### YOUR GOAL
Across the data below, how many lines have the word "Bitterness" in them? Respond with the number alone.
Content starts
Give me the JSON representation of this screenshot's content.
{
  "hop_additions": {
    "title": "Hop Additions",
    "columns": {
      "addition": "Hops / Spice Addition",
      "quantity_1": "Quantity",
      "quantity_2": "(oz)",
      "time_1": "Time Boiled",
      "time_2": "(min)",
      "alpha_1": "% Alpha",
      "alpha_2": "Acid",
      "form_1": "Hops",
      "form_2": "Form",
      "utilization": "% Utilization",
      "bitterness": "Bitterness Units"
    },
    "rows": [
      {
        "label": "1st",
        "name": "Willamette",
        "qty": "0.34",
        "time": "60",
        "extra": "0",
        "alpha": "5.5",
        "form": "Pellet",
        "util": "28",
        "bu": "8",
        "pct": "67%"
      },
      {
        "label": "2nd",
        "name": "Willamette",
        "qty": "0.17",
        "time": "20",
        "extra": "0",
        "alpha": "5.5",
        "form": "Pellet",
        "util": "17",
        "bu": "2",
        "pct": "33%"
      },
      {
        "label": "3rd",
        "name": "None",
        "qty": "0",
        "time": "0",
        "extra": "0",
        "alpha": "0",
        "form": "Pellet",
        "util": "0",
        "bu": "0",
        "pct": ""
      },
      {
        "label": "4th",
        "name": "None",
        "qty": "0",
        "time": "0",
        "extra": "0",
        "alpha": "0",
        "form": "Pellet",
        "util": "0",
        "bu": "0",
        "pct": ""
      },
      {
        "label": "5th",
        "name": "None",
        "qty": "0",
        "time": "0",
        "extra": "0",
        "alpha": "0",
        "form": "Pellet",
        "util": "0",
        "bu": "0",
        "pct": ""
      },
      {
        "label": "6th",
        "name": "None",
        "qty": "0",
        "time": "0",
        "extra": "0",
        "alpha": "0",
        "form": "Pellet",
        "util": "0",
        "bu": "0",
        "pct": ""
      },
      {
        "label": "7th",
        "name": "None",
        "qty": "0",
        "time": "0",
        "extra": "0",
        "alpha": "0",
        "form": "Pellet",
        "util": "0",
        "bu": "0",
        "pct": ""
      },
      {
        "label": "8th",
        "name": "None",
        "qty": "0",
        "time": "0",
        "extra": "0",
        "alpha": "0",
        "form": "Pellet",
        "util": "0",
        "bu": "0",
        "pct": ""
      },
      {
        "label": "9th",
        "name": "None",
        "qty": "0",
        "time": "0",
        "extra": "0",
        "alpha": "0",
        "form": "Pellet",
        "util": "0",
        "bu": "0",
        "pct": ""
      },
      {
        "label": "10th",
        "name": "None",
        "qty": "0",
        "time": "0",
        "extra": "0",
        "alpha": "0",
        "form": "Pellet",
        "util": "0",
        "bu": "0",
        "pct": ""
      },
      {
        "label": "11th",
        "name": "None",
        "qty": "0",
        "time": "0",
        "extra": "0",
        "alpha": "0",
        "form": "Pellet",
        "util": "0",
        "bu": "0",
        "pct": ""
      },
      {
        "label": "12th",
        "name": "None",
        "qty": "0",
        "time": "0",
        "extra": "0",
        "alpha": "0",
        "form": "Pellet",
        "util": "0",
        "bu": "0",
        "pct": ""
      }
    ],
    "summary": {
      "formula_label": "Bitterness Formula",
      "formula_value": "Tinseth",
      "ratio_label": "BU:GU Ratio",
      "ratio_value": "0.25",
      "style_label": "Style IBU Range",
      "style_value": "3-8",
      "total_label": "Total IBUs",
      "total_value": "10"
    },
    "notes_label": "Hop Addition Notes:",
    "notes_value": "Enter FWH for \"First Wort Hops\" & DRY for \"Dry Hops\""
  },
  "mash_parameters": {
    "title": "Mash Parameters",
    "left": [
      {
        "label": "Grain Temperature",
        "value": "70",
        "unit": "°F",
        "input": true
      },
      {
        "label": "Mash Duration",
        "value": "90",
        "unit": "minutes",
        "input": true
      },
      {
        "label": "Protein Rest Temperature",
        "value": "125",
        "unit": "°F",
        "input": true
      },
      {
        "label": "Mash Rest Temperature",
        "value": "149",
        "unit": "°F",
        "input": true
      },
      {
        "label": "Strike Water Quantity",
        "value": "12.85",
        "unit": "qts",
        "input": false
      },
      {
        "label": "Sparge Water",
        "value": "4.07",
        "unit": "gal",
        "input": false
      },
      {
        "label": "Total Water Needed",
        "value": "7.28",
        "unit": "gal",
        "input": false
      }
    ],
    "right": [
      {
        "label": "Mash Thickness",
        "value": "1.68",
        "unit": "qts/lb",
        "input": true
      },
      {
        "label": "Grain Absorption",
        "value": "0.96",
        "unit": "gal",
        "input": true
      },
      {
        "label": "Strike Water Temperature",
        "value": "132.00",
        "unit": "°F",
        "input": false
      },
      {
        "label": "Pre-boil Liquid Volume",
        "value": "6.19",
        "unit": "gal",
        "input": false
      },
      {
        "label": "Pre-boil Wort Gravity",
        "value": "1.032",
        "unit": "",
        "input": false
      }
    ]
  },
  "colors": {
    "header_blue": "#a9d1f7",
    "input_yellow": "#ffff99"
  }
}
Content ends
### REPLY
2